==== Supplied entries ====

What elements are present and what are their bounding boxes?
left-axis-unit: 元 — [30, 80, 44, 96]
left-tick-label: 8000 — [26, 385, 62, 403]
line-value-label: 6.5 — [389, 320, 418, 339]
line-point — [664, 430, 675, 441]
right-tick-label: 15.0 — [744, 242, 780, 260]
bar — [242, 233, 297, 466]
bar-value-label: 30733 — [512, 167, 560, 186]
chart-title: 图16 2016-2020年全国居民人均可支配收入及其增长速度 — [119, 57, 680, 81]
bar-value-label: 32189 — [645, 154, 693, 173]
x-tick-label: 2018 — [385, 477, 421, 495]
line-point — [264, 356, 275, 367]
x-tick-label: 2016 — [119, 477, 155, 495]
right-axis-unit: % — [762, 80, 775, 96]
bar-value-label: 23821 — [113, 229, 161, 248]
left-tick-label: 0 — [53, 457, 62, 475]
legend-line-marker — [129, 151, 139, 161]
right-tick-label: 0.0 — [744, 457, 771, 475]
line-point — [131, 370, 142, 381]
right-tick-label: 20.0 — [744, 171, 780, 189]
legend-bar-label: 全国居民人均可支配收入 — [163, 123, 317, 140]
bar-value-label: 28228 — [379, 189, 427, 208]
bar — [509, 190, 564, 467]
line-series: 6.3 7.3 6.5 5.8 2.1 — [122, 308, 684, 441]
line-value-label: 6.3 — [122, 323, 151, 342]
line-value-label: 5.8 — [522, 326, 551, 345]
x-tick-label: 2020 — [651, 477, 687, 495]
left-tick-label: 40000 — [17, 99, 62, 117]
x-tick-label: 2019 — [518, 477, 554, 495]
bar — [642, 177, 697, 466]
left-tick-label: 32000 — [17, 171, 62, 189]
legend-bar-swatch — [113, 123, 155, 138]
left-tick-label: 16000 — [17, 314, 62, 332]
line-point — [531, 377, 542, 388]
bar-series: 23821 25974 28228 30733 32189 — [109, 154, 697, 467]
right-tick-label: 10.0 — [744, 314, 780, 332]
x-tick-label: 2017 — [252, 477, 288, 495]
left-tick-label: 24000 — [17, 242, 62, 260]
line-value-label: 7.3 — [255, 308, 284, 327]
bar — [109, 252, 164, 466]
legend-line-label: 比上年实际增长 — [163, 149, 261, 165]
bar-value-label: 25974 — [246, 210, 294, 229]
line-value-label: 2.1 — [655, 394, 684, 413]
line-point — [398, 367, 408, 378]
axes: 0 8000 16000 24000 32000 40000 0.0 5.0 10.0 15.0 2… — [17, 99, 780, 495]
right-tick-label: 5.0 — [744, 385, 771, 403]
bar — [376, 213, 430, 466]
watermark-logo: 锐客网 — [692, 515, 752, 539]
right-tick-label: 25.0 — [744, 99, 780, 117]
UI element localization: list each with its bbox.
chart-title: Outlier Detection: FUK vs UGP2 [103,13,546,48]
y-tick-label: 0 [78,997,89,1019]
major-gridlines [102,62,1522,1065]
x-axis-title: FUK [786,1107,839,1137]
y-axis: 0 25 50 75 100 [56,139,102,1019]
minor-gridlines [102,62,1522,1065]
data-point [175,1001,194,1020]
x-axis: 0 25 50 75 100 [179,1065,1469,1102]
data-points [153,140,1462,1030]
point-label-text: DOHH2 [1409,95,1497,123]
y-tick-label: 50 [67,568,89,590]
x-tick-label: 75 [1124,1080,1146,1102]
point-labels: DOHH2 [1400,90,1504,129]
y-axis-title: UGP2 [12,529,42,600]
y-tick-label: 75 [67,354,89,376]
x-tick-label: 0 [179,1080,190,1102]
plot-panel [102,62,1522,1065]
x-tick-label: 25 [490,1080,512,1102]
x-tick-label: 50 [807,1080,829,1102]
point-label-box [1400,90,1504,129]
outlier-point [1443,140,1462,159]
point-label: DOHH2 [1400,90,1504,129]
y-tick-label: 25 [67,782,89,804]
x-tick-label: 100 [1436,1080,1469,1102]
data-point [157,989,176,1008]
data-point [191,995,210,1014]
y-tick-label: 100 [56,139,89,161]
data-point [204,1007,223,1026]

====

Stated exercise
Arrange everything from the start of the records down to the line that contains "bar — [242, 233, 297, 466]", including that line, as a JSON list of strings, one per line, leaving out blank lines.

Exercise output
[
  "What elements are present and what are their bounding boxes?",
  "left-axis-unit: 元 — [30, 80, 44, 96]",
  "left-tick-label: 8000 — [26, 385, 62, 403]",
  "line-value-label: 6.5 — [389, 320, 418, 339]",
  "line-point — [664, 430, 675, 441]",
  "right-tick-label: 15.0 — [744, 242, 780, 260]",
  "bar — [242, 233, 297, 466]"
]